■ Do this ■
Copy out every record precisely.

■ Data shown ■

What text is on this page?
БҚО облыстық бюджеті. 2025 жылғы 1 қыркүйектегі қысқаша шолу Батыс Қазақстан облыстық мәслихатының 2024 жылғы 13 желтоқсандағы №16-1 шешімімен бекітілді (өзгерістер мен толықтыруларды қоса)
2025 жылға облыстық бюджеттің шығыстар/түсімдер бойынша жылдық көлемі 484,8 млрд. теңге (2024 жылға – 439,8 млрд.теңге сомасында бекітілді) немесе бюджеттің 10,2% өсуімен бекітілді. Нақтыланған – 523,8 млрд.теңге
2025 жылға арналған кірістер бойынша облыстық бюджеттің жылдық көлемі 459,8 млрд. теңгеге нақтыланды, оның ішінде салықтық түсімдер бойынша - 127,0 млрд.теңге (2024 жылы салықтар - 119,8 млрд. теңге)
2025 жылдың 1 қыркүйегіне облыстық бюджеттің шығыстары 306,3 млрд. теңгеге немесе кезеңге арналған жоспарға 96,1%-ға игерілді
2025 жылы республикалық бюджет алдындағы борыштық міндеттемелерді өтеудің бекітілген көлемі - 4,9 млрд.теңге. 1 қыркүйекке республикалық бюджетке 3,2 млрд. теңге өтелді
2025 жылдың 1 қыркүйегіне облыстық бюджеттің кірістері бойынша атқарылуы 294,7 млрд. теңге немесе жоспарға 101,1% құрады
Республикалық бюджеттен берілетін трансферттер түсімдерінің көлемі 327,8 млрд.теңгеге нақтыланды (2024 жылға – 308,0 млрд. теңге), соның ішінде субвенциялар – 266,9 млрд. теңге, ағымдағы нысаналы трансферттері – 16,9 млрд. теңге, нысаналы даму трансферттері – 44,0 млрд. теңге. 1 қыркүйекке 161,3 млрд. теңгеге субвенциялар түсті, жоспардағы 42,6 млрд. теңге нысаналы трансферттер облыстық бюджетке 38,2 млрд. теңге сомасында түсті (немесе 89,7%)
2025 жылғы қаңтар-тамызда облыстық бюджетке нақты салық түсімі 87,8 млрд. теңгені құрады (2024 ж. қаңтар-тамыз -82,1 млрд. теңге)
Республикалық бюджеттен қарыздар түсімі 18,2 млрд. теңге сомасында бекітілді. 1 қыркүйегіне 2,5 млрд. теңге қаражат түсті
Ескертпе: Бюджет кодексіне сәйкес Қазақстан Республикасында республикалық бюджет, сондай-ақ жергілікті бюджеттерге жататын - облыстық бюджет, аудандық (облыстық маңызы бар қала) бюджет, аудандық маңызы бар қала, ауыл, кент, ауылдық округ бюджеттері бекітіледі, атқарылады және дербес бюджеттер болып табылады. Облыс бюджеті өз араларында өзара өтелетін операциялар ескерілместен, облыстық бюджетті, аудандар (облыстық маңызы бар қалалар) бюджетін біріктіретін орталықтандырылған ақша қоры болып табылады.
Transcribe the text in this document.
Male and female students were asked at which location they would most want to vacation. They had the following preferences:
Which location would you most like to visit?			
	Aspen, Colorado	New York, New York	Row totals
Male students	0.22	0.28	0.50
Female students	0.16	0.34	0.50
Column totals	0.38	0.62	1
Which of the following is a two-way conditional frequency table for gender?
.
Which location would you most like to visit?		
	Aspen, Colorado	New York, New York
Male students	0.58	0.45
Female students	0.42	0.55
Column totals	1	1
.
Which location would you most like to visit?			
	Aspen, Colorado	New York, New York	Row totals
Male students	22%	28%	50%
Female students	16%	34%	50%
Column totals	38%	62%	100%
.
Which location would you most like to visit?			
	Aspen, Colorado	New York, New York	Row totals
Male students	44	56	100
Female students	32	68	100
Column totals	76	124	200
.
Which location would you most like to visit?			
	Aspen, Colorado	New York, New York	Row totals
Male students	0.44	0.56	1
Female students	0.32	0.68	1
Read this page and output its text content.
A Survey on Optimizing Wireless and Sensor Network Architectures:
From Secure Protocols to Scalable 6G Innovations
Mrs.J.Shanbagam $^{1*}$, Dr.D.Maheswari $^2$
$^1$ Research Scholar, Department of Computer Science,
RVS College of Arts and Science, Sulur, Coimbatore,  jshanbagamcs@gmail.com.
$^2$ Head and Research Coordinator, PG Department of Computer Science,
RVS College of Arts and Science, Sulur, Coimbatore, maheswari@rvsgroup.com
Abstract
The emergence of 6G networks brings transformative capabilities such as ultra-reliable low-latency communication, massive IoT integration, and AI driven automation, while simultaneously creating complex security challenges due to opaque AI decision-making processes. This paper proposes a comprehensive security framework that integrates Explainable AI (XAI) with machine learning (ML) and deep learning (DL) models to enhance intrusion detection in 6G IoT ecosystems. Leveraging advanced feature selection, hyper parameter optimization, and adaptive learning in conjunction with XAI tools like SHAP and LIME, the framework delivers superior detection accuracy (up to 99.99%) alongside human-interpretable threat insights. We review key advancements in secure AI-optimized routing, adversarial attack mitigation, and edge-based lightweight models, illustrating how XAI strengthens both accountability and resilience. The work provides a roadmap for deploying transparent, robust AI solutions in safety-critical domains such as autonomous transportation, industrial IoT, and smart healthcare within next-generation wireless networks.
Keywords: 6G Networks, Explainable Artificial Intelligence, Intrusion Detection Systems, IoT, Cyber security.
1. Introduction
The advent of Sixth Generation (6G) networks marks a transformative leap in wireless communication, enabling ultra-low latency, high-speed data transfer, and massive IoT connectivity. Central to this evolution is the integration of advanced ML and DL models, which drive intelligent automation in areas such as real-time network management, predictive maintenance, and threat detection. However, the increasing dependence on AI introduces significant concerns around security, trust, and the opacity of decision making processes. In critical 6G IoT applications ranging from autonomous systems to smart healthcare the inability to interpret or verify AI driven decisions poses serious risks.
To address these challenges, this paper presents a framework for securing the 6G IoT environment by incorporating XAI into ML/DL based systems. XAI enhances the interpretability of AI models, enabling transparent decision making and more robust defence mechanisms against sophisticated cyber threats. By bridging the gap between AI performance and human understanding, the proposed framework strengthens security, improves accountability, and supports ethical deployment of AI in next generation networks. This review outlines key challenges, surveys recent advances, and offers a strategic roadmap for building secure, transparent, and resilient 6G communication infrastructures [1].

■ Solution for this exercise ■
What text is on this page?
БҚО облыстық бюджеті. 2025 жылғы 1 қыркүйектегі қысқаша шолу Батыс Қазақстан облыстық мәслихатының 2024 жылғы 13 желтоқсандағы №16-1 шешімімен бекітілді (өзгерістер мен толықтыруларды қоса)
2025 жылға облыстық бюджеттің шығыстар/түсімдер бойынша жылдық көлемі 484,8 млрд. теңге (2024 жылға – 439,8 млрд.теңге сомасында бекітілді) немесе бюджеттің 10,2% өсуімен бекітілді. Нақтыланған – 523,8 млрд.теңге
2025 жылға арналған кірістер бойынша облыстық бюджеттің жылдық көлемі 459,8 млрд. теңгеге нақтыланды, оның ішінде салықтық түсімдер бойынша - 127,0 млрд.теңге (2024 жылы салықтар - 119,8 млрд. теңге)
2025 жылдың 1 қыркүйегіне облыстық бюджеттің шығыстары 306,3 млрд. теңгеге немесе кезеңге арналған жоспарға 96,1%-ға игерілді
2025 жылы республикалық бюджет алдындағы борыштық міндеттемелерді өтеудің бекітілген көлемі - 4,9 млрд.теңге. 1 қыркүйекке республикалық бюджетке 3,2 млрд. теңге өтелді
2025 жылдың 1 қыркүйегіне облыстық бюджеттің кірістері бойынша атқарылуы 294,7 млрд. теңге немесе жоспарға 101,1% құрады
Республикалық бюджеттен берілетін трансферттер түсімдерінің көлемі 327,8 млрд.теңгеге нақтыланды (2024 жылға – 308,0 млрд. теңге), соның ішінде субвенциялар – 266,9 млрд. теңге, ағымдағы нысаналы трансферттері – 16,9 млрд. теңге, нысаналы даму трансферттері – 44,0 млрд. теңге. 1 қыркүйекке 161,3 млрд. теңгеге субвенциялар түсті, жоспардағы 42,6 млрд. теңге нысаналы трансферттер облыстық бюджетке 38,2 млрд. теңге сомасында түсті (немесе 89,7%)
2025 жылғы қаңтар-тамызда облыстық бюджетке нақты салық түсімі 87,8 млрд. теңгені құрады (2024 ж. қаңтар-тамыз -82,1 млрд. теңге)
Республикалық бюджеттен қарыздар түсімі 18,2 млрд. теңге сомасында бекітілді. 1 қыркүйегіне 2,5 млрд. теңге қаражат түсті
Ескертпе: Бюджет кодексіне сәйкес Қазақстан Республикасында республикалық бюджет, сондай-ақ жергілікті бюджеттерге жататын - облыстық бюджет, аудандық (облыстық маңызы бар қала) бюджет, аудандық маңызы бар қала, ауыл, кент, ауылдық округ бюджеттері бекітіледі, атқарылады және дербес бюджеттер болып табылады. Облыс бюджеті өз араларында өзара өтелетін операциялар ескерілместен, облыстық бюджетті, аудандар (облыстық маңызы бар қалалар) бюджетін біріктіретін орталықтандырылған ақша қоры болып табылады.
Transcribe the text in this document.
Male and female students were asked at which location they would most want to vacation. They had the following preferences:
Which location would you most like to visit?			
	Aspen, Colorado	New York, New York	Row totals
Male students	0.22	0.28	0.50
Female students	0.16	0.34	0.50
Column totals	0.38	0.62	1
Which of the following is a two-way conditional frequency table for gender?
.
Which location would you most like to visit?		
	Aspen, Colorado	New York, New York
Male students	0.58	0.45
Female students	0.42	0.55
Column totals	1	1
.
Which location would you most like to visit?			
	Aspen, Colorado	New York, New York	Row totals
Male students	22%	28%	50%
Female students	16%	34%	50%
Column totals	38%	62%	100%
.
Which location would you most like to visit?			
	Aspen, Colorado	New York, New York	Row totals
Male students	44	56	100
Female students	32	68	100
Column totals	76	124	200
.
Which location would you most like to visit?			
	Aspen, Colorado	New York, New York	Row totals
Male students	0.44	0.56	1
Female students	0.32	0.68	1
Read this page and output its text content.
A Survey on Optimizing Wireless and Sensor Network Architectures:
From Secure Protocols to Scalable 6G Innovations
Mrs.J.Shanbagam $^{1*}$, Dr.D.Maheswari $^2$
$^1$ Research Scholar, Department of Computer Science,
RVS College of Arts and Science, Sulur, Coimbatore,  jshanbagamcs@gmail.com.
$^2$ Head and Research Coordinator, PG Department of Computer Science,
RVS College of Arts and Science, Sulur, Coimbatore, maheswari@rvsgroup.com
Abstract
The emergence of 6G networks brings transformative capabilities such as ultra-reliable low-latency communication, massive IoT integration, and AI driven automation, while simultaneously creating complex security challenges due to opaque AI decision-making processes. This paper proposes a comprehensive security framework that integrates Explainable AI (XAI) with machine learning (ML) and deep learning (DL) models to enhance intrusion detection in 6G IoT ecosystems. Leveraging advanced feature selection, hyper parameter optimization, and adaptive learning in conjunction with XAI tools like SHAP and LIME, the framework delivers superior detection accuracy (up to 99.99%) alongside human-interpretable threat insights. We review key advancements in secure AI-optimized routing, adversarial attack mitigation, and edge-based lightweight models, illustrating how XAI strengthens both accountability and resilience. The work provides a roadmap for deploying transparent, robust AI solutions in safety-critical domains such as autonomous transportation, industrial IoT, and smart healthcare within next-generation wireless networks.
Keywords: 6G Networks, Explainable Artificial Intelligence, Intrusion Detection Systems, IoT, Cyber security.
1. Introduction
The advent of Sixth Generation (6G) networks marks a transformative leap in wireless communication, enabling ultra-low latency, high-speed data transfer, and massive IoT connectivity. Central to this evolution is the integration of advanced ML and DL models, which drive intelligent automation in areas such as real-time network management, predictive maintenance, and threat detection. However, the increasing dependence on AI introduces significant concerns around security, trust, and the opacity of decision making processes. In critical 6G IoT applications ranging from autonomous systems to smart healthcare the inability to interpret or verify AI driven decisions poses serious risks.
To address these challenges, this paper presents a framework for securing the 6G IoT environment by incorporating XAI into ML/DL based systems. XAI enhances the interpretability of AI models, enabling transparent decision making and more robust defence mechanisms against sophisticated cyber threats. By bridging the gap between AI performance and human understanding, the proposed framework strengthens security, improves accountability, and supports ethical deployment of AI in next generation networks. This review outlines key challenges, surveys recent advances, and offers a strategic roadmap for building secure, transparent, and resilient 6G communication infrastructures [1].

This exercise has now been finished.